● **The problem**: Report how many lines contain the word "REQUEST"; answer with the number only.

[BEGIN Source records]

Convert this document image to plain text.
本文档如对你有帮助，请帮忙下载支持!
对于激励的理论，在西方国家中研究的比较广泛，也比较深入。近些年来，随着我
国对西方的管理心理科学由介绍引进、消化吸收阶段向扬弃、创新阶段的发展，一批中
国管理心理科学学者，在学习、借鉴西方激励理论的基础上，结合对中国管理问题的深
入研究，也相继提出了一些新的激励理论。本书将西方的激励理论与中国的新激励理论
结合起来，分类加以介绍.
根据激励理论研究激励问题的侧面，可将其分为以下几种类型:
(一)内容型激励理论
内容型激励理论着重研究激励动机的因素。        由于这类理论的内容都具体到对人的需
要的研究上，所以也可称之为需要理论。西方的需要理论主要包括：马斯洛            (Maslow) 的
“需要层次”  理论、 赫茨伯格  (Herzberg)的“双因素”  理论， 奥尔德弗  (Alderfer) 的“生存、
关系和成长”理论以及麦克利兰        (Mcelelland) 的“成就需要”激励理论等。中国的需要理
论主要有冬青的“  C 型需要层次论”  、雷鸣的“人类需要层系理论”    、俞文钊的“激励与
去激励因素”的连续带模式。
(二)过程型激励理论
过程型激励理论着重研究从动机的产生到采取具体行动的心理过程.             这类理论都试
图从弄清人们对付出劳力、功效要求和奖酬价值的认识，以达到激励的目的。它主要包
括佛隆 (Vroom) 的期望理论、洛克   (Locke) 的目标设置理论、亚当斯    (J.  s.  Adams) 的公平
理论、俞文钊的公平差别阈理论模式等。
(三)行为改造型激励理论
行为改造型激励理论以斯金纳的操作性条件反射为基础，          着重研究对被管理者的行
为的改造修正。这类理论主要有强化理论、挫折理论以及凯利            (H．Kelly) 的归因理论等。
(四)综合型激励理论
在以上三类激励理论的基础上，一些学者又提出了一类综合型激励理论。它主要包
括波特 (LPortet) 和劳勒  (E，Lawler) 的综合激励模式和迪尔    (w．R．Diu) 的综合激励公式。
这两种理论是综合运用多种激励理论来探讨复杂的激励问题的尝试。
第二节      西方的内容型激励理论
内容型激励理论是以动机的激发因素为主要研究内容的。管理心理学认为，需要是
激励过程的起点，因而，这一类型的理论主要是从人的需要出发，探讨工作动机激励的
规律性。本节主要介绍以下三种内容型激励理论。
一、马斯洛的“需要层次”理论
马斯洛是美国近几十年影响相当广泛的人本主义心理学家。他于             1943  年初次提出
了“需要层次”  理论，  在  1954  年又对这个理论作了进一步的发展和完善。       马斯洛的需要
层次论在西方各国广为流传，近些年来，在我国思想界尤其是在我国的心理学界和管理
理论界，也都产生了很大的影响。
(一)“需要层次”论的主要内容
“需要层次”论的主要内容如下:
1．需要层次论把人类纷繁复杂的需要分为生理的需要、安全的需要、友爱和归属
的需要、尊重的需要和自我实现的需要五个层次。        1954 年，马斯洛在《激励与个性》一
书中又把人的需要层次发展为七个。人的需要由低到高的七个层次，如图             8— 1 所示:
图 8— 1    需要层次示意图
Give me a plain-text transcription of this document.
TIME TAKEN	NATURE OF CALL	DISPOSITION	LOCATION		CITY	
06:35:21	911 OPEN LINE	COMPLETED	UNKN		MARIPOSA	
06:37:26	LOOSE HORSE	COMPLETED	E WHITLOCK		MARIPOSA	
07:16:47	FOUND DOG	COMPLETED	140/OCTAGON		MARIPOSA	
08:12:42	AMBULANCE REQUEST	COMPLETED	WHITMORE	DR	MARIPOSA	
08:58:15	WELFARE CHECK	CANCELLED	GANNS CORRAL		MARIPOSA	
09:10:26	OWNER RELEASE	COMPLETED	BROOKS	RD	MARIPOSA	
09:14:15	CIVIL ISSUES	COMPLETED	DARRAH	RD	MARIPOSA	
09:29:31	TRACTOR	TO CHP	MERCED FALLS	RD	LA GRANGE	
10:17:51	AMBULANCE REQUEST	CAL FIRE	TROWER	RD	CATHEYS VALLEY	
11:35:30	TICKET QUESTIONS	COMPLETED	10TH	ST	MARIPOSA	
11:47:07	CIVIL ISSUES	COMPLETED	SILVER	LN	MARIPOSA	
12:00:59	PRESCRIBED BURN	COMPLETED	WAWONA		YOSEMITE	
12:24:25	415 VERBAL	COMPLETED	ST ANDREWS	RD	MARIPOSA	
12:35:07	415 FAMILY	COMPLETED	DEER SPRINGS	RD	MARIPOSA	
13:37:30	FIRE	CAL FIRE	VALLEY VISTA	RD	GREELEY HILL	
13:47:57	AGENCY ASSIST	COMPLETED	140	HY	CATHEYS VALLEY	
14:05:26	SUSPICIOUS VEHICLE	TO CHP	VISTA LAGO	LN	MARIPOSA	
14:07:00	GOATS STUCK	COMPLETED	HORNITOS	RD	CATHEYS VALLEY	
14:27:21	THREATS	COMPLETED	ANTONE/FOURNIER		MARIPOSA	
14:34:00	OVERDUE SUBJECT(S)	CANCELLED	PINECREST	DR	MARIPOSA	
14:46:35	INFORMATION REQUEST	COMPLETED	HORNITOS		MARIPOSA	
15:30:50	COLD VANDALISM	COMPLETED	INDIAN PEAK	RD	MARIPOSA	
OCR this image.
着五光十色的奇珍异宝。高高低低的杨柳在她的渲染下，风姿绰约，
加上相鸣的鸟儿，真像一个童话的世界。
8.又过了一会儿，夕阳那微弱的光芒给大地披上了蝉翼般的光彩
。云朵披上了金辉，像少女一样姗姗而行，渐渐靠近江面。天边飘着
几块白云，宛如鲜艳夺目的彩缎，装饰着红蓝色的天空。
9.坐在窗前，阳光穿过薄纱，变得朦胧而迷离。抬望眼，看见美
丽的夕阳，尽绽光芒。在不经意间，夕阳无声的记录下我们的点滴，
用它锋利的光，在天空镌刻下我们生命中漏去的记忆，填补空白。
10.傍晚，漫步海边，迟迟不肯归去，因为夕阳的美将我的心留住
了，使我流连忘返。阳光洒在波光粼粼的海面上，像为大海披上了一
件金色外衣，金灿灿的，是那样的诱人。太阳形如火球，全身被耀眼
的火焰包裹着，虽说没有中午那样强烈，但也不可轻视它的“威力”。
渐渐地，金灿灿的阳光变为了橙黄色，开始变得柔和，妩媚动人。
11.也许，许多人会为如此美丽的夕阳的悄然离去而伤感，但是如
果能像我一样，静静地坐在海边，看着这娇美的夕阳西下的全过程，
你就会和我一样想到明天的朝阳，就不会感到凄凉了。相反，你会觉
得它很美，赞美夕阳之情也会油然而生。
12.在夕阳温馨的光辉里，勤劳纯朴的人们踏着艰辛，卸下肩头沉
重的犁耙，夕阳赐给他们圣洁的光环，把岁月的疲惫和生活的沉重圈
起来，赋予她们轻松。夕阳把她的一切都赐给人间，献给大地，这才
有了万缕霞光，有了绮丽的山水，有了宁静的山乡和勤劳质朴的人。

[END Source records]

● **Output of the exercise**: 3